**Problem details**
For the data below, report only the number of lines containing the string "Tell".

**Data shown**
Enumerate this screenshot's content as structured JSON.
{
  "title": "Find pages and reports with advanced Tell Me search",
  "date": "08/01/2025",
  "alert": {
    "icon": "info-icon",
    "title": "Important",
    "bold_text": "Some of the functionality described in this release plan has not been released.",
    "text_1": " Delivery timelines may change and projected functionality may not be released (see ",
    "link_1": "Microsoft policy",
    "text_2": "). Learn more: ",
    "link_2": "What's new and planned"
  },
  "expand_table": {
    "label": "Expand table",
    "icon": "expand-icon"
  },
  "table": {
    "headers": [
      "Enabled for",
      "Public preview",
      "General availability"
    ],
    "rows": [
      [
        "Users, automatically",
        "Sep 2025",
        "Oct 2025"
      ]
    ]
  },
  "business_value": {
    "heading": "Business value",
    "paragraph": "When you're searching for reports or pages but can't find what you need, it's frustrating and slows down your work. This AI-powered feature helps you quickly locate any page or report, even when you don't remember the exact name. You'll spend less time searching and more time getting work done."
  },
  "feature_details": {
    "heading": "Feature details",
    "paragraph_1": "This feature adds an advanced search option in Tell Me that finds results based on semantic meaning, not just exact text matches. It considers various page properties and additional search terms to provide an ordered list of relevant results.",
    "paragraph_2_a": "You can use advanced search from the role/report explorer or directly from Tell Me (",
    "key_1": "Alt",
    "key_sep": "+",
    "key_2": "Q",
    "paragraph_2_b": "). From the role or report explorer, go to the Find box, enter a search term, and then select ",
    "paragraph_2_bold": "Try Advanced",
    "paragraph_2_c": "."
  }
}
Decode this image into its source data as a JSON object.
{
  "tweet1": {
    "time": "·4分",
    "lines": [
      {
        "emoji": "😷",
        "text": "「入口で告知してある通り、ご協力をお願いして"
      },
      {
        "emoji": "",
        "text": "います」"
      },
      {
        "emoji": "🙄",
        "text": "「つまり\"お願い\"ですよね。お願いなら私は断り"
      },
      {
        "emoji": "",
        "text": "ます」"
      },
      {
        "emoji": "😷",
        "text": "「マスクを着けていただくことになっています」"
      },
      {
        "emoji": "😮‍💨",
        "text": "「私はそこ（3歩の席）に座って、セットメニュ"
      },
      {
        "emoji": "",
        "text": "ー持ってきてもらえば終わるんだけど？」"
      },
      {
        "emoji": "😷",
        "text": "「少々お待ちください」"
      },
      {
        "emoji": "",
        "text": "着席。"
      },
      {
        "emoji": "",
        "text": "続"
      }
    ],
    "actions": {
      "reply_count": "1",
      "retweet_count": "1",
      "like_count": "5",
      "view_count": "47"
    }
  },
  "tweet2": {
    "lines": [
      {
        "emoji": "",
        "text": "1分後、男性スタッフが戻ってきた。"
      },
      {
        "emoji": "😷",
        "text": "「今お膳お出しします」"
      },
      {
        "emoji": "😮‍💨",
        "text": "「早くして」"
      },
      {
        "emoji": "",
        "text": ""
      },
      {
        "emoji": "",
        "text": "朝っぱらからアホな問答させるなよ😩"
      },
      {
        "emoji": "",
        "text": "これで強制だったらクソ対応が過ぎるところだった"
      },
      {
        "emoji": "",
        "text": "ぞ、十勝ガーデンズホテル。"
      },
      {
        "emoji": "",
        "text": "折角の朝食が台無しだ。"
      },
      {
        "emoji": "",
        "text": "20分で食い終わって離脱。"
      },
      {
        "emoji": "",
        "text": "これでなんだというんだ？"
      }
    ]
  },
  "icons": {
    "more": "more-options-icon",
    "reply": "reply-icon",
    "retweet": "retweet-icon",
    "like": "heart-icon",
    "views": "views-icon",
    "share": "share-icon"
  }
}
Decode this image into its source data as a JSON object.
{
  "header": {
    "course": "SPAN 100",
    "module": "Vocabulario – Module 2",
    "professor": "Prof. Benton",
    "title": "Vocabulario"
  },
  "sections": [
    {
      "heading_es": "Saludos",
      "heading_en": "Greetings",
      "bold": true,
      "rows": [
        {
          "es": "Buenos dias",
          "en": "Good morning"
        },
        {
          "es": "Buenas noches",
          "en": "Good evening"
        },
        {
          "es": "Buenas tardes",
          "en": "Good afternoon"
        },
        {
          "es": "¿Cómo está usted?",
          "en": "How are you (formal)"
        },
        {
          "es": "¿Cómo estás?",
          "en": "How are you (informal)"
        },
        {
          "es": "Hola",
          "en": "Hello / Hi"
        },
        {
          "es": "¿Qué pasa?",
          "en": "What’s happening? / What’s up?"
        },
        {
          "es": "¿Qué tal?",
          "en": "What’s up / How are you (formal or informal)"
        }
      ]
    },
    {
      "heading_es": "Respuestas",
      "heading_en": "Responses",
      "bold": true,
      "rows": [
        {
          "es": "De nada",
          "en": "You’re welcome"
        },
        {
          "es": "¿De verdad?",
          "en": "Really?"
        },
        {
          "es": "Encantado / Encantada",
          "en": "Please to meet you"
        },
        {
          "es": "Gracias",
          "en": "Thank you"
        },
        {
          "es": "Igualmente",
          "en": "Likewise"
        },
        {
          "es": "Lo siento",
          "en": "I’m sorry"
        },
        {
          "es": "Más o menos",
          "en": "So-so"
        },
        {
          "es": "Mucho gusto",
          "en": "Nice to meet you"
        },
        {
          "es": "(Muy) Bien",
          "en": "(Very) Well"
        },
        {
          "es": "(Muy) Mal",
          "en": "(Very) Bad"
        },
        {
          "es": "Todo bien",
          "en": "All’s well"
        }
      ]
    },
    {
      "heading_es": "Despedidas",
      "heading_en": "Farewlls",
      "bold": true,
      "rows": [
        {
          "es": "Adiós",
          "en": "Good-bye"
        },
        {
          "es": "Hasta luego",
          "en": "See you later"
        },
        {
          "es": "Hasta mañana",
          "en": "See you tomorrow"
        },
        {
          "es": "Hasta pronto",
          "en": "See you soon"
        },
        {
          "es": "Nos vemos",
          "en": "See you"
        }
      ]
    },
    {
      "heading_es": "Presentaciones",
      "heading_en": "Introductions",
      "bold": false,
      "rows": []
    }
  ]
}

**Complete answer**
3